- **Work task**:
Retype the passage of the Cryptolocker article below, starting at "This story has" and ending at "out of stock.".

New threat making more money for cyber-criminals than ever.

This story has recently broken in the major news organisations and is spreading quickly due to the well crafted nature of the campaign. It is called cryptolocker and combines a number of technologies well into a single threat that although simple in concept is extremely well executed and heralds a new stage in cybercrime.CryptoLocker Ransomware demands $300 to decrypt your files

Cryptolocker is classed as ransomware and extorts money from victims in exchange for returning encryption keys needed to allow access to information that has been encrypted belonging to the victim and has been effective to the point that in some places, money packs have run out of stock.

The process goes pretty much like this…

The victim gets an email or message via social media with an attachment that is not what it claims to be. When the attachment is opened, Cryptolocker is installed and goes about it’s business.

- **Dataset**:
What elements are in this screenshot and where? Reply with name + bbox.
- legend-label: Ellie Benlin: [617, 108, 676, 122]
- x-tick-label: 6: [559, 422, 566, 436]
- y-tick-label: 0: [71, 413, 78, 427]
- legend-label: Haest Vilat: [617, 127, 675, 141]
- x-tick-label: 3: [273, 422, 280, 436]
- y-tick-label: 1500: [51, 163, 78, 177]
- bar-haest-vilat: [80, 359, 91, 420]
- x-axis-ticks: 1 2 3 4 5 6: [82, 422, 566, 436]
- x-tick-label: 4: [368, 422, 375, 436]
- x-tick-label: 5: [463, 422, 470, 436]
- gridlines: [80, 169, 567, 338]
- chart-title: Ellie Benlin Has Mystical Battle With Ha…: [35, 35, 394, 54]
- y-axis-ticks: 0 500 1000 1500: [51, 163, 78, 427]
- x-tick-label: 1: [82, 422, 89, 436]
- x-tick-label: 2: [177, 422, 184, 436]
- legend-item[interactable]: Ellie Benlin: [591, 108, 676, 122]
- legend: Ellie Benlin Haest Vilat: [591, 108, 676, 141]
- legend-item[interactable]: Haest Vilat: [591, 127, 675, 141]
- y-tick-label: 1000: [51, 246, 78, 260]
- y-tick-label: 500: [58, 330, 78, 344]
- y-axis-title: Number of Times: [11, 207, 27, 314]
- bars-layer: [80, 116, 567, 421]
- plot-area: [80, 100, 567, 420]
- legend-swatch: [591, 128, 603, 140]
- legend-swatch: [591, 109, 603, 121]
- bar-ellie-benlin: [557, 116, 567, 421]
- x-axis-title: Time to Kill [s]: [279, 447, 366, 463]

- **Result for this exercise**:
This story has recently broken in the major news organisations and is spreading quickly due to the well crafted nature of the campaign. It is called cryptolocker and combines a number of technologies well into a single threat that although simple in concept is extremely well executed and heralds a new stage in cybercrime.CryptoLocker Ransomware demands $300 to decrypt your files

Cryptolocker is classed as ransomware and extorts money from victims in exchange for returning encryption keys needed to allow access to information that has been encrypted belonging to the victim and has been effective to the point that in some places, money packs have run out of stock.